DATASET EXCERPTS:
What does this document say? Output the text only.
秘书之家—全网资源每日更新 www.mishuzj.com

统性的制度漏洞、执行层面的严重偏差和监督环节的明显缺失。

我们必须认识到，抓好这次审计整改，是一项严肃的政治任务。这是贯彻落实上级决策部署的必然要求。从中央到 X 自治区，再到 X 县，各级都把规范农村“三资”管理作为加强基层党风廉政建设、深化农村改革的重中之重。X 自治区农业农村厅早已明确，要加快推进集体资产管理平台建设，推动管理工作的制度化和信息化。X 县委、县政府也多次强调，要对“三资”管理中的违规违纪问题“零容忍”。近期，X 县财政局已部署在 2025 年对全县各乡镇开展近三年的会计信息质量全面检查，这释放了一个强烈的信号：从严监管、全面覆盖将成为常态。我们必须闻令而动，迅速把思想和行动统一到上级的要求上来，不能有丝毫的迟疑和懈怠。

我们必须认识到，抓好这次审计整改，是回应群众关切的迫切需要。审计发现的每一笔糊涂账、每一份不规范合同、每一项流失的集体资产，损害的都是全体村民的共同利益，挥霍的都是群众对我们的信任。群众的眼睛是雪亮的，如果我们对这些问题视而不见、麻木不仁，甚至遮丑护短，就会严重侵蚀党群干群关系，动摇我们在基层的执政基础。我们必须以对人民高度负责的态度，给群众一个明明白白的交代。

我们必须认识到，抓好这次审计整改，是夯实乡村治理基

WHAT IS BEING ASKED: Identify every line holding the word "我们必须认识到" and copy it out.

ANSWER TO THE EXERCISE:
我们必须认识到，抓好这次审计整改，是一项严肃的政治任务。这是贯彻落实上级决策部署的必然要求。从中央到 X 自治区，再到 X 县，各级都把规范农村“三资”管理作为加强基层党风廉政建设、深化农村改革的重中之重。X 自治区农业农村厅早已明确，要加快推进集体资产管理平台建设，推动管理工作的制度化和信息化。X 县委、县政府也多次强调，要对“三资”管理中的违规违纪问题“零容忍”。近期，X 县财政局已部署在 2025 年对全县各乡镇开展近三年的会计信息质量全面检查，这释放了一个强烈的信号：从严监管、全面覆盖将成为常态。我们必须闻令而动，迅速把思想和行动统一到上级的要求上来，不能有丝毫的迟疑和懈怠。
我们必须认识到，抓好这次审计整改，是回应群众关切的迫切需要。审计发现的每一笔糊涂账、每一份不规范合同、每一项流失的集体资产，损害的都是全体村民的共同利益，挥霍的都是群众对我们的信任。群众的眼睛是雪亮的，如果我们对这些问题视而不见、麻木不仁，甚至遮丑护短，就会严重侵蚀党群干群关系，动摇我们在基层的执政基础。我们必须以对人民高度负责的态度，给群众一个明明白白的交代。
我们必须认识到，抓好这次审计整改，是夯实乡村治理基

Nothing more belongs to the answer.